**Directions**
Return the lines below that carry the word "JSON".

**Data entries**
------------
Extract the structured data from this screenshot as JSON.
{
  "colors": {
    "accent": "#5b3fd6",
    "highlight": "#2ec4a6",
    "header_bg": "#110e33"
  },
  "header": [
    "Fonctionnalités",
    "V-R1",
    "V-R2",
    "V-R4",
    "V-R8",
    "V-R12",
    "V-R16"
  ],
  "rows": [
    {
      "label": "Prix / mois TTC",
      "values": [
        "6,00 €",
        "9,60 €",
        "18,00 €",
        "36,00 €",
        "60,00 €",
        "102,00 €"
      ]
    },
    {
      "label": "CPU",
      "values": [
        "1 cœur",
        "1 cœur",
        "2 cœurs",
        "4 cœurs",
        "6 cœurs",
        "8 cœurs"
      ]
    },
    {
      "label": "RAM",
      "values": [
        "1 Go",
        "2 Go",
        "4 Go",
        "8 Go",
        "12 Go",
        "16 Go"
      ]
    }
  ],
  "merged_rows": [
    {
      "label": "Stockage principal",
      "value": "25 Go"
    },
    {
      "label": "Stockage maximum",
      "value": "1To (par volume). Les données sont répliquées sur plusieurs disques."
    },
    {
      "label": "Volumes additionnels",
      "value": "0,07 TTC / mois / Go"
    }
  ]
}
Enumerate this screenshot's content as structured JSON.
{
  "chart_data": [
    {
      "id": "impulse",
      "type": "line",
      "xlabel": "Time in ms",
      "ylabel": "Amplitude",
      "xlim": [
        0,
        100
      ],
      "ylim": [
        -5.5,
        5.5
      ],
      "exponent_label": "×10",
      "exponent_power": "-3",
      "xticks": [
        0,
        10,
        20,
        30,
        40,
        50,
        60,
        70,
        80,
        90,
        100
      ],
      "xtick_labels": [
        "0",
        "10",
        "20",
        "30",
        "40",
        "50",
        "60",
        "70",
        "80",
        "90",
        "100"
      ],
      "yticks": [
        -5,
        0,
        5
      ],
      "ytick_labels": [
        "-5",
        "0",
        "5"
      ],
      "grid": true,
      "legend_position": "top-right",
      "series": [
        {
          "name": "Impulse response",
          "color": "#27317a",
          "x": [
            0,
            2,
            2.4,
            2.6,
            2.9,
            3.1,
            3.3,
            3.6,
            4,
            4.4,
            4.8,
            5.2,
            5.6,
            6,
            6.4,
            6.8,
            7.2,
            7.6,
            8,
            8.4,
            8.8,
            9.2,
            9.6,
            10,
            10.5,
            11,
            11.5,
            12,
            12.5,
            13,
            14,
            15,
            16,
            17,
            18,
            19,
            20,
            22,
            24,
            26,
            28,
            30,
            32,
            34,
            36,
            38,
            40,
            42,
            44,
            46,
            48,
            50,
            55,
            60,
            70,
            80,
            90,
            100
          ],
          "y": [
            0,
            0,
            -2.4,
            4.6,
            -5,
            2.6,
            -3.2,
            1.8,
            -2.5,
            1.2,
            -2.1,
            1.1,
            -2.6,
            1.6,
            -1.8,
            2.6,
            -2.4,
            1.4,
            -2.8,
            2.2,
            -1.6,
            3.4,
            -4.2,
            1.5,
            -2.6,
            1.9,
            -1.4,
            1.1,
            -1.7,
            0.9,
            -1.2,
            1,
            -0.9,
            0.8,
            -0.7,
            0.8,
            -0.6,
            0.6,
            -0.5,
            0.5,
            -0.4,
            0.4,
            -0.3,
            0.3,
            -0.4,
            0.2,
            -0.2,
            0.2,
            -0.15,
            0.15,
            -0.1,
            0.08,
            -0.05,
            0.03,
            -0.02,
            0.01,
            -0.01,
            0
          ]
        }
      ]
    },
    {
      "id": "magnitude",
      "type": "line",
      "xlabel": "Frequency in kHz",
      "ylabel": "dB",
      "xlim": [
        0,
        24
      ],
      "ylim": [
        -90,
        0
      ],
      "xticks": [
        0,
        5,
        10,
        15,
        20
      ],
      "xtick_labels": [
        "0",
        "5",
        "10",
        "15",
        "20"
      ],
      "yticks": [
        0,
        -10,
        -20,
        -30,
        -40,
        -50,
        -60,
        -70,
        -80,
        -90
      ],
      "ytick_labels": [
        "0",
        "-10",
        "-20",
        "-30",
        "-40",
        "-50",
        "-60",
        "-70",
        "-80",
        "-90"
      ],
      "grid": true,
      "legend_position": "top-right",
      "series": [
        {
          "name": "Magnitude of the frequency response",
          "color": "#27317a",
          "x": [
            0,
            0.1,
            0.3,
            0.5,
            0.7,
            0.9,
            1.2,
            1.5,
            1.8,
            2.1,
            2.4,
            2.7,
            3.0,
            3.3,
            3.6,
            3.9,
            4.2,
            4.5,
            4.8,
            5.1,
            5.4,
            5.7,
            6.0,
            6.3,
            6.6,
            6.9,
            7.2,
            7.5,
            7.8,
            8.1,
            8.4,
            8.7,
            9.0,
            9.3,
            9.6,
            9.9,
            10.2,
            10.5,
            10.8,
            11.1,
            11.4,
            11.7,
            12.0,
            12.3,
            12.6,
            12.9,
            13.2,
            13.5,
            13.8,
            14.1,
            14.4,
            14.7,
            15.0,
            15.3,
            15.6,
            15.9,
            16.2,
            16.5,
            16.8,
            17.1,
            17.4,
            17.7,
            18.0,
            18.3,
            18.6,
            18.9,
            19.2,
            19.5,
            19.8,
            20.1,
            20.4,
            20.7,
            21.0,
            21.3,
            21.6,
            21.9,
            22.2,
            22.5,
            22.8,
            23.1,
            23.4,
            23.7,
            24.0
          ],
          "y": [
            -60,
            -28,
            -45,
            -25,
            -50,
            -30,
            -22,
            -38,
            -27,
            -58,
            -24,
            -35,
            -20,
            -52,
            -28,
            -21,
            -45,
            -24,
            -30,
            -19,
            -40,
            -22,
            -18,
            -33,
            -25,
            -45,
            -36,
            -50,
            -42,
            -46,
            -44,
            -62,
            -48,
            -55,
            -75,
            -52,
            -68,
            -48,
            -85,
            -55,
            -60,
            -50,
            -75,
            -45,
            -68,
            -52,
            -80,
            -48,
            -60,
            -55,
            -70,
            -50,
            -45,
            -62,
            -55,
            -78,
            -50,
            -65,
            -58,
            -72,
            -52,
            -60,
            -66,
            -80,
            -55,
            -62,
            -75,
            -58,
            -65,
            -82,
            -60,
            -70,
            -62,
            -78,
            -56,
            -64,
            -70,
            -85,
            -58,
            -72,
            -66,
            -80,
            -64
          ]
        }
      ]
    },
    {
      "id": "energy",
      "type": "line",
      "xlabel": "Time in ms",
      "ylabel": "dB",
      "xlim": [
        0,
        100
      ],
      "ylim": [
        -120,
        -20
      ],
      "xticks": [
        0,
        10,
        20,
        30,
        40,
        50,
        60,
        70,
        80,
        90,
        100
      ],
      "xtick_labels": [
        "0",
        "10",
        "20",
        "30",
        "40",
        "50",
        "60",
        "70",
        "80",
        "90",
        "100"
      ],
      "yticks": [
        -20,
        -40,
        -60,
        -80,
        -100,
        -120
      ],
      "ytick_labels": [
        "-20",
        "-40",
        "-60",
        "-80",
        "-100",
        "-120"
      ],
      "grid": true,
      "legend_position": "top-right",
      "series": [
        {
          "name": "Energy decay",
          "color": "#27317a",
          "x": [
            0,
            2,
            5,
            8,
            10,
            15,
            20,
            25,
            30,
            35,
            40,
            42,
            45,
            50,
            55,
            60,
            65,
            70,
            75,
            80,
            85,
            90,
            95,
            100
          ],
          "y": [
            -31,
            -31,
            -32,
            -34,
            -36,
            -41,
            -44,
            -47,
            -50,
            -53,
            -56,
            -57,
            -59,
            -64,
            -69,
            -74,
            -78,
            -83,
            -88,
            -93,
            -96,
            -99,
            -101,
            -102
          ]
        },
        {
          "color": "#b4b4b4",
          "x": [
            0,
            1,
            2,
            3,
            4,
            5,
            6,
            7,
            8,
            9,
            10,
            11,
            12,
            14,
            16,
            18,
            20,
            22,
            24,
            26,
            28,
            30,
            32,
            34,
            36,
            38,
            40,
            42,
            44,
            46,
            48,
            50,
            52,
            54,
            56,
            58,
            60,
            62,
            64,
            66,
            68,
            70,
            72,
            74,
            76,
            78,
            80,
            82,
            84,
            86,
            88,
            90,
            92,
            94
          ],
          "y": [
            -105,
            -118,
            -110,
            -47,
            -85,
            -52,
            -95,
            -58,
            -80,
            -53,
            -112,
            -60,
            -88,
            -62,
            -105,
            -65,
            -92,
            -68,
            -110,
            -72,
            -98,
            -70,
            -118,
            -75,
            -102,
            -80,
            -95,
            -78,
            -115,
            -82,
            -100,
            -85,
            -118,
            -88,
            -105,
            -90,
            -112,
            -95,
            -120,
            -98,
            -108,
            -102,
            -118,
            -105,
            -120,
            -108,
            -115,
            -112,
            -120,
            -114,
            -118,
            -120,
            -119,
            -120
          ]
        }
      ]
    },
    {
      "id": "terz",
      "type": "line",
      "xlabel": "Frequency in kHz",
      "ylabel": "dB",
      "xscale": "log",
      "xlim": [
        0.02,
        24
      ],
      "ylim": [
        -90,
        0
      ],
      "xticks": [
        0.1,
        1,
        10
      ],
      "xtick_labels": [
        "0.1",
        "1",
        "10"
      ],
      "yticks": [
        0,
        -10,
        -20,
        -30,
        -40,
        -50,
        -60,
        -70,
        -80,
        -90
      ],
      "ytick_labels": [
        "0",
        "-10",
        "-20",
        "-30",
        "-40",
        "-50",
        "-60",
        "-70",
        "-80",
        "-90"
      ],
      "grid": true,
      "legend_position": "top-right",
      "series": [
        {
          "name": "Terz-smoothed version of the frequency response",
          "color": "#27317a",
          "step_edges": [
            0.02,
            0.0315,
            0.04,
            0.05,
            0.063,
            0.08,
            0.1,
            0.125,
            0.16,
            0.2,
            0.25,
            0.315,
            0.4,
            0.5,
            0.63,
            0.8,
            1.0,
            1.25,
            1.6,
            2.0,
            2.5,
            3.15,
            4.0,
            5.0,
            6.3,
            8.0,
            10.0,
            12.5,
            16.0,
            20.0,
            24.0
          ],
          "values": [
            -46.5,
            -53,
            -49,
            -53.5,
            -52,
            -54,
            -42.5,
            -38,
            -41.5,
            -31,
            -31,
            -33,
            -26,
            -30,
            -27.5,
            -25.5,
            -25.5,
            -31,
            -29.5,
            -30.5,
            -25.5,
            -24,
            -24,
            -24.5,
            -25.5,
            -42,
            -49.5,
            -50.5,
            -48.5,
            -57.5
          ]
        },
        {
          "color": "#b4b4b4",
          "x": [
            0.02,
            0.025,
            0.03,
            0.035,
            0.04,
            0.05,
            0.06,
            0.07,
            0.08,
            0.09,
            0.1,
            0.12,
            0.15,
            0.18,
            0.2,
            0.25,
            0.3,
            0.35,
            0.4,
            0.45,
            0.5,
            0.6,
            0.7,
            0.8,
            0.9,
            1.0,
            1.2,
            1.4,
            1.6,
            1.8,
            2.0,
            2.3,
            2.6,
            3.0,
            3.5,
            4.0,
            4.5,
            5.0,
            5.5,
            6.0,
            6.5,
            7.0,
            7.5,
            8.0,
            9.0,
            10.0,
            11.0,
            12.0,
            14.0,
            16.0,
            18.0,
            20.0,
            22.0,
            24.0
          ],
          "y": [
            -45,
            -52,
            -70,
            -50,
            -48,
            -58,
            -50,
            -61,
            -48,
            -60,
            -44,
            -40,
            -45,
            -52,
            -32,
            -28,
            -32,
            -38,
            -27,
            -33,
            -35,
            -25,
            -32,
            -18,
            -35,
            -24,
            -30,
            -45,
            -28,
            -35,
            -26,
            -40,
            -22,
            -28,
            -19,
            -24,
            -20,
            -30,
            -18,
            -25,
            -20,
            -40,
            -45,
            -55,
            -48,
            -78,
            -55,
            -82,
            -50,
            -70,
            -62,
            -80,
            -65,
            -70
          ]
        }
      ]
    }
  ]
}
------------
**Answer to this problem**
Extract the structured data from this screenshot as JSON.
Enumerate this screenshot's content as structured JSON.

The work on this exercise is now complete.